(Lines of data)
______
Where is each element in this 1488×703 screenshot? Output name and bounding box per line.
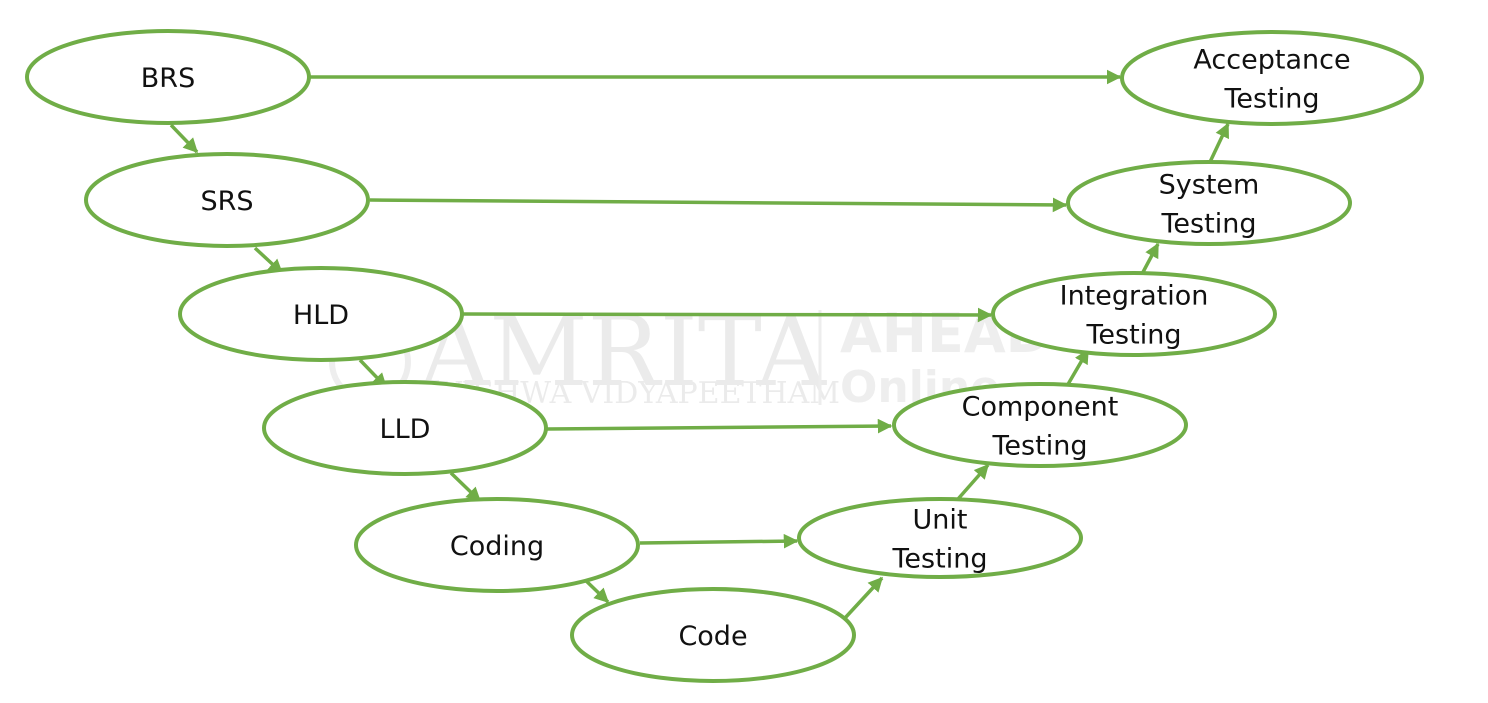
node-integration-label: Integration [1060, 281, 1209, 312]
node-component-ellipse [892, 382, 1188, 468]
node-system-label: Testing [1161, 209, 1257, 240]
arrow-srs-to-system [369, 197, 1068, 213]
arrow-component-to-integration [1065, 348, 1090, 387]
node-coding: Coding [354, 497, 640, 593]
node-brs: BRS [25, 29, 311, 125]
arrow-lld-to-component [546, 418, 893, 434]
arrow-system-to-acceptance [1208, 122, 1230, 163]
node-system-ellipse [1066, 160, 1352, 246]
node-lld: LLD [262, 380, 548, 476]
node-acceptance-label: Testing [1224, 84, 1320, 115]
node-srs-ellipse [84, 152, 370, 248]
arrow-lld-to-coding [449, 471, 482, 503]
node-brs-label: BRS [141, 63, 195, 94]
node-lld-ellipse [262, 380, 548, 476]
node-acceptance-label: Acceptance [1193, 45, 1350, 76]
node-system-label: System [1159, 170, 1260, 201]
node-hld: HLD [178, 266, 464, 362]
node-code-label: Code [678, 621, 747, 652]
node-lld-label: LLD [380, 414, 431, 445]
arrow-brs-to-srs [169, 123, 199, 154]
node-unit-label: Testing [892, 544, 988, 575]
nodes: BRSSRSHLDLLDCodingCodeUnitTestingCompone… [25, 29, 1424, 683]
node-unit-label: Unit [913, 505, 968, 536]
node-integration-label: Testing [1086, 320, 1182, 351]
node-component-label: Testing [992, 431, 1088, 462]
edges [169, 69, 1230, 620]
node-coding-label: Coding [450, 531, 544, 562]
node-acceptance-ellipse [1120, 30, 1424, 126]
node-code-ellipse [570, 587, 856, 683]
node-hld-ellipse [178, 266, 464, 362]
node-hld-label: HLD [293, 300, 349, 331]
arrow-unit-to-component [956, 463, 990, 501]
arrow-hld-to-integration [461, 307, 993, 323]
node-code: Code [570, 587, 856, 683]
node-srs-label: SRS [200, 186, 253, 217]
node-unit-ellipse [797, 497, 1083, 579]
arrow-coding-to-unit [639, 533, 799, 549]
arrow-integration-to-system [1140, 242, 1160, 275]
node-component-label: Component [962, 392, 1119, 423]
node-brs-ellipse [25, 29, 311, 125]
______
Stated task
Copy out the lines of data above, swapping "bounding box" for "box coordinates" and leaving everything else the same. Leave the pictures out.

Response below
Where is each element in this 1488×703 screenshot? Output name and box coordinates per line.
node-integration-label: Integration [1060, 281, 1209, 312]
node-component-ellipse [892, 382, 1188, 468]
node-system-label: Testing [1161, 209, 1257, 240]
arrow-srs-to-system [369, 197, 1068, 213]
arrow-component-to-integration [1065, 348, 1090, 387]
node-coding: Coding [354, 497, 640, 593]
node-brs: BRS [25, 29, 311, 125]
arrow-lld-to-component [546, 418, 893, 434]
arrow-system-to-acceptance [1208, 122, 1230, 163]
node-system-ellipse [1066, 160, 1352, 246]
node-lld: LLD [262, 380, 548, 476]
node-acceptance-label: Testing [1224, 84, 1320, 115]
node-srs-ellipse [84, 152, 370, 248]
arrow-lld-to-coding [449, 471, 482, 503]
node-brs-label: BRS [141, 63, 195, 94]
node-lld-ellipse [262, 380, 548, 476]
node-acceptance-label: Acceptance [1193, 45, 1350, 76]
node-system-label: System [1159, 170, 1260, 201]
node-hld: HLD [178, 266, 464, 362]
node-code-label: Code [678, 621, 747, 652]
node-lld-label: LLD [380, 414, 431, 445]
arrow-brs-to-srs [169, 123, 199, 154]
node-unit-label: Testing [892, 544, 988, 575]
nodes: BRSSRSHLDLLDCodingCodeUnitTestingCompone… [25, 29, 1424, 683]
node-unit-label: Unit [913, 505, 968, 536]
node-integration-label: Testing [1086, 320, 1182, 351]
node-component-label: Testing [992, 431, 1088, 462]
edges [169, 69, 1230, 620]
node-coding-label: Coding [450, 531, 544, 562]
node-acceptance-ellipse [1120, 30, 1424, 126]
node-code-ellipse [570, 587, 856, 683]
node-hld-ellipse [178, 266, 464, 362]
node-hld-label: HLD [293, 300, 349, 331]
arrow-unit-to-component [956, 463, 990, 501]
arrow-hld-to-integration [461, 307, 993, 323]
node-code: Code [570, 587, 856, 683]
node-srs-label: SRS [200, 186, 253, 217]
node-unit-ellipse [797, 497, 1083, 579]
arrow-coding-to-unit [639, 533, 799, 549]
arrow-integration-to-system [1140, 242, 1160, 275]
node-component-label: Component [962, 392, 1119, 423]
node-brs-ellipse [25, 29, 311, 125]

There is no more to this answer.